▶ Source data
>>>

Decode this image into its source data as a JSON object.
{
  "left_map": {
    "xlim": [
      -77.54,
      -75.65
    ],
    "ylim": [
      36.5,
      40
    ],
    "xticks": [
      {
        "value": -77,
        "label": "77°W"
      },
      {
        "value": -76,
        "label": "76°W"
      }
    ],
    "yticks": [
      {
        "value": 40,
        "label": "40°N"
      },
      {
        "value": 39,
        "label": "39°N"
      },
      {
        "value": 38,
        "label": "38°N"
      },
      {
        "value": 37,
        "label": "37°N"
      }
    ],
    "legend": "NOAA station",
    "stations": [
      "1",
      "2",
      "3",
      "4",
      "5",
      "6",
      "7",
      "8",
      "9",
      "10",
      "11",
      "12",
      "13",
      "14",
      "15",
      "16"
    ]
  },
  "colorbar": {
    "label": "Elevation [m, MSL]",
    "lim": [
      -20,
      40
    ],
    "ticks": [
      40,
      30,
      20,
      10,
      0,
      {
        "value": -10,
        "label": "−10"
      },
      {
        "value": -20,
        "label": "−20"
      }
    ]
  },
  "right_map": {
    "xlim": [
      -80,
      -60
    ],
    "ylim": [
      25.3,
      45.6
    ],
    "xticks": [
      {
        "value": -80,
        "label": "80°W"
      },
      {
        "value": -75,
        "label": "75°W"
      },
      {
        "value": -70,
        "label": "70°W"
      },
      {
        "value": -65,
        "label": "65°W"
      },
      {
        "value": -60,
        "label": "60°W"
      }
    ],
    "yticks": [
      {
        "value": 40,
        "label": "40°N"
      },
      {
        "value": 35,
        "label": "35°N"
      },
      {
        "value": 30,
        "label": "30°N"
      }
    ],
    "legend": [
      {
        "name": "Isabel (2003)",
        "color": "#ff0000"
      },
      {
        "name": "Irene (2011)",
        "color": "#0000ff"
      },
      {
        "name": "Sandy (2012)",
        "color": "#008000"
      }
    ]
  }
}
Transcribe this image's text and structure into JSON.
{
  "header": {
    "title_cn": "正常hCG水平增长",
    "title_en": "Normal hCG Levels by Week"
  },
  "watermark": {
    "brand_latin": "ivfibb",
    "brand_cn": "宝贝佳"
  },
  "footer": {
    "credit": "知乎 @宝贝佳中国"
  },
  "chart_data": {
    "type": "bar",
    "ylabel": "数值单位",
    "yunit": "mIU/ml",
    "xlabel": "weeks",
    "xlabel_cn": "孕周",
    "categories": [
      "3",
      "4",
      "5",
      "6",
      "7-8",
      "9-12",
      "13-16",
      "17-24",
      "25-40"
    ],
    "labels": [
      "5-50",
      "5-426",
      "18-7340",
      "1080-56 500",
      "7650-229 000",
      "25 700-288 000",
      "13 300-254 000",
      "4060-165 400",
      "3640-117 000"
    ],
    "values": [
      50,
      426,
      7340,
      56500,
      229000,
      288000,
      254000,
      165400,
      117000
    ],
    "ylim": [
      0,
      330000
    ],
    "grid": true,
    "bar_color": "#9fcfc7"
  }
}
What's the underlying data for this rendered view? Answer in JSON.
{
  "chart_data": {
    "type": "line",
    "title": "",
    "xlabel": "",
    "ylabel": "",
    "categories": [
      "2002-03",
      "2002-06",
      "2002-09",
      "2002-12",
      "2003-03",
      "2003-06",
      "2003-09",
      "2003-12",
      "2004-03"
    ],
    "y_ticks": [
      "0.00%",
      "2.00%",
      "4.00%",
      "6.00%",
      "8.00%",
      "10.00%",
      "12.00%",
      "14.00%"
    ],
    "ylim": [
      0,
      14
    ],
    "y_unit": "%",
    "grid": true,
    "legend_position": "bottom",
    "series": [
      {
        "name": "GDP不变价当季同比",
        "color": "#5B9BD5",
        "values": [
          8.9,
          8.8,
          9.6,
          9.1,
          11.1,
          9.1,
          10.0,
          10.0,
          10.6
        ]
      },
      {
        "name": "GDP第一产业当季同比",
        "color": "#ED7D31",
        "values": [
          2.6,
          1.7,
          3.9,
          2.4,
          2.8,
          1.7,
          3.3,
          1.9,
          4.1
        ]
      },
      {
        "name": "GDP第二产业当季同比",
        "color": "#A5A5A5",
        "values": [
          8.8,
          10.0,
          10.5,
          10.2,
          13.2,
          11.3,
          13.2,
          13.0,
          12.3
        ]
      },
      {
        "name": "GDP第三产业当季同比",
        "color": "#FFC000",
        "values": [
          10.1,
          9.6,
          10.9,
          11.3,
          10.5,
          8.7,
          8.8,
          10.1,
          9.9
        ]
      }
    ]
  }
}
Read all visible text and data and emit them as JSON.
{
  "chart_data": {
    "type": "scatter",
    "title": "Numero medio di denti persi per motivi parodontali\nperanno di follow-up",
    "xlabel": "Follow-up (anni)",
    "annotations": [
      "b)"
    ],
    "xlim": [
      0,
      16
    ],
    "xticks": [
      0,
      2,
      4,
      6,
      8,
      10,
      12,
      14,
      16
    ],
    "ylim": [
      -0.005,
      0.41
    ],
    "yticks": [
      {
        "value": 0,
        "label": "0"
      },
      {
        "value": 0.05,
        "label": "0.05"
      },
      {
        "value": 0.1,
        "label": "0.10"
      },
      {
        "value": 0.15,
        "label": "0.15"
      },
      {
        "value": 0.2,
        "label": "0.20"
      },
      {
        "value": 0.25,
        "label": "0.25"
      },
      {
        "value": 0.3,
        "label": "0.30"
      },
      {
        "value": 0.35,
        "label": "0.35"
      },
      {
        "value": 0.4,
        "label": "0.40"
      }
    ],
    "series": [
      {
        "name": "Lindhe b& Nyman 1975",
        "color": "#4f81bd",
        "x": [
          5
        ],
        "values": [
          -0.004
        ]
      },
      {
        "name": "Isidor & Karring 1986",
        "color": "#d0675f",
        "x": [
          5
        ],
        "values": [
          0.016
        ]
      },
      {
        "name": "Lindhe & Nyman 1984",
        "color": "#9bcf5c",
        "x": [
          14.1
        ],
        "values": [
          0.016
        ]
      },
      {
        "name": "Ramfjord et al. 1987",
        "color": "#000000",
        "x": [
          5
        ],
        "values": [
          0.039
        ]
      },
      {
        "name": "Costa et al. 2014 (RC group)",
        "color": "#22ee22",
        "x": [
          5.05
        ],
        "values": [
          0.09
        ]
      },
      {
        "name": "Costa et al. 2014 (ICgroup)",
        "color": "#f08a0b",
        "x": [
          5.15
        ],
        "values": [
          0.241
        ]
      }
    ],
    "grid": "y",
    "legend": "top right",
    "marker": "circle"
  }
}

<<<

▶ Exercise description
All of the entries above should be written out again exactly.

▶ Full response
Decode this image into its source data as a JSON object.
{
  "left_map": {
    "xlim": [
      -77.54,
      -75.65
    ],
    "ylim": [
      36.5,
      40
    ],
    "xticks": [
      {
        "value": -77,
        "label": "77°W"
      },
      {
        "value": -76,
        "label": "76°W"
      }
    ],
    "yticks": [
      {
        "value": 40,
        "label": "40°N"
      },
      {
        "value": 39,
        "label": "39°N"
      },
      {
        "value": 38,
        "label": "38°N"
      },
      {
        "value": 37,
        "label": "37°N"
      }
    ],
    "legend": "NOAA station",
    "stations": [
      "1",
      "2",
      "3",
      "4",
      "5",
      "6",
      "7",
      "8",
      "9",
      "10",
      "11",
      "12",
      "13",
      "14",
      "15",
      "16"
    ]
  },
  "colorbar": {
    "label": "Elevation [m, MSL]",
    "lim": [
      -20,
      40
    ],
    "ticks": [
      40,
      30,
      20,
      10,
      0,
      {
        "value": -10,
        "label": "−10"
      },
      {
        "value": -20,
        "label": "−20"
      }
    ]
  },
  "right_map": {
    "xlim": [
      -80,
      -60
    ],
    "ylim": [
      25.3,
      45.6
    ],
    "xticks": [
      {
        "value": -80,
        "label": "80°W"
      },
      {
        "value": -75,
        "label": "75°W"
      },
      {
        "value": -70,
        "label": "70°W"
      },
      {
        "value": -65,
        "label": "65°W"
      },
      {
        "value": -60,
        "label": "60°W"
      }
    ],
    "yticks": [
      {
        "value": 40,
        "label": "40°N"
      },
      {
        "value": 35,
        "label": "35°N"
      },
      {
        "value": 30,
        "label": "30°N"
      }
    ],
    "legend": [
      {
        "name": "Isabel (2003)",
        "color": "#ff0000"
      },
      {
        "name": "Irene (2011)",
        "color": "#0000ff"
      },
      {
        "name": "Sandy (2012)",
        "color": "#008000"
      }
    ]
  }
}
Transcribe this image's text and structure into JSON.
{
  "header": {
    "title_cn": "正常hCG水平增长",
    "title_en": "Normal hCG Levels by Week"
  },
  "watermark": {
    "brand_latin": "ivfibb",
    "brand_cn": "宝贝佳"
  },
  "footer": {
    "credit": "知乎 @宝贝佳中国"
  },
  "chart_data": {
    "type": "bar",
    "ylabel": "数值单位",
    "yunit": "mIU/ml",
    "xlabel": "weeks",
    "xlabel_cn": "孕周",
    "categories": [
      "3",
      "4",
      "5",
      "6",
      "7-8",
      "9-12",
      "13-16",
      "17-24",
      "25-40"
    ],
    "labels": [
      "5-50",
      "5-426",
      "18-7340",
      "1080-56 500",
      "7650-229 000",
      "25 700-288 000",
      "13 300-254 000",
      "4060-165 400",
      "3640-117 000"
    ],
    "values": [
      50,
      426,
      7340,
      56500,
      229000,
      288000,
      254000,
      165400,
      117000
    ],
    "ylim": [
      0,
      330000
    ],
    "grid": true,
    "bar_color": "#9fcfc7"
  }
}
What's the underlying data for this rendered view? Answer in JSON.
{
  "chart_data": {
    "type": "line",
    "title": "",
    "xlabel": "",
    "ylabel": "",
    "categories": [
      "2002-03",
      "2002-06",
      "2002-09",
      "2002-12",
      "2003-03",
      "2003-06",
      "2003-09",
      "2003-12",
      "2004-03"
    ],
    "y_ticks": [
      "0.00%",
      "2.00%",
      "4.00%",
      "6.00%",
      "8.00%",
      "10.00%",
      "12.00%",
      "14.00%"
    ],
    "ylim": [
      0,
      14
    ],
    "y_unit": "%",
    "grid": true,
    "legend_position": "bottom",
    "series": [
      {
        "name": "GDP不变价当季同比",
        "color": "#5B9BD5",
        "values": [
          8.9,
          8.8,
          9.6,
          9.1,
          11.1,
          9.1,
          10.0,
          10.0,
          10.6
        ]
      },
      {
        "name": "GDP第一产业当季同比",
        "color": "#ED7D31",
        "values": [
          2.6,
          1.7,
          3.9,
          2.4,
          2.8,
          1.7,
          3.3,
          1.9,
          4.1
        ]
      },
      {
        "name": "GDP第二产业当季同比",
        "color": "#A5A5A5",
        "values": [
          8.8,
          10.0,
          10.5,
          10.2,
          13.2,
          11.3,
          13.2,
          13.0,
          12.3
        ]
      },
      {
        "name": "GDP第三产业当季同比",
        "color": "#FFC000",
        "values": [
          10.1,
          9.6,
          10.9,
          11.3,
          10.5,
          8.7,
          8.8,
          10.1,
          9.9
        ]
      }
    ]
  }
}
Read all visible text and data and emit them as JSON.
{
  "chart_data": {
    "type": "scatter",
    "title": "Numero medio di denti persi per motivi parodontali\nperanno di follow-up",
    "xlabel": "Follow-up (anni)",
    "annotations": [
      "b)"
    ],
    "xlim": [
      0,
      16
    ],
    "xticks": [
      0,
      2,
      4,
      6,
      8,
      10,
      12,
      14,
      16
    ],
    "ylim": [
      -0.005,
      0.41
    ],
    "yticks": [
      {
        "value": 0,
        "label": "0"
      },
      {
        "value": 0.05,
        "label": "0.05"
      },
      {
        "value": 0.1,
        "label": "0.10"
      },
      {
        "value": 0.15,
        "label": "0.15"
      },
      {
        "value": 0.2,
        "label": "0.20"
      },
      {
        "value": 0.25,
        "label": "0.25"
      },
      {
        "value": 0.3,
        "label": "0.30"
      },
      {
        "value": 0.35,
        "label": "0.35"
      },
      {
        "value": 0.4,
        "label": "0.40"
      }
    ],
    "series": [
      {
        "name": "Lindhe b& Nyman 1975",
        "color": "#4f81bd",
        "x": [
          5
        ],
        "values": [
          -0.004
        ]
      },
      {
        "name": "Isidor & Karring 1986",
        "color": "#d0675f",
        "x": [
          5
        ],
        "values": [
          0.016
        ]
      },
      {
        "name": "Lindhe & Nyman 1984",
        "color": "#9bcf5c",
        "x": [
          14.1
        ],
        "values": [
          0.016
        ]
      },
      {
        "name": "Ramfjord et al. 1987",
        "color": "#000000",
        "x": [
          5
        ],
        "values": [
          0.039
        ]
      },
      {
        "name": "Costa et al. 2014 (RC group)",
        "color": "#22ee22",
        "x": [
          5.05
        ],
        "values": [
          0.09
        ]
      },
      {
        "name": "Costa et al. 2014 (ICgroup)",
        "color": "#f08a0b",
        "x": [
          5.15
        ],
        "values": [
          0.241
        ]
      }
    ],
    "grid": "y",
    "legend": "top right",
    "marker": "circle"
  }
}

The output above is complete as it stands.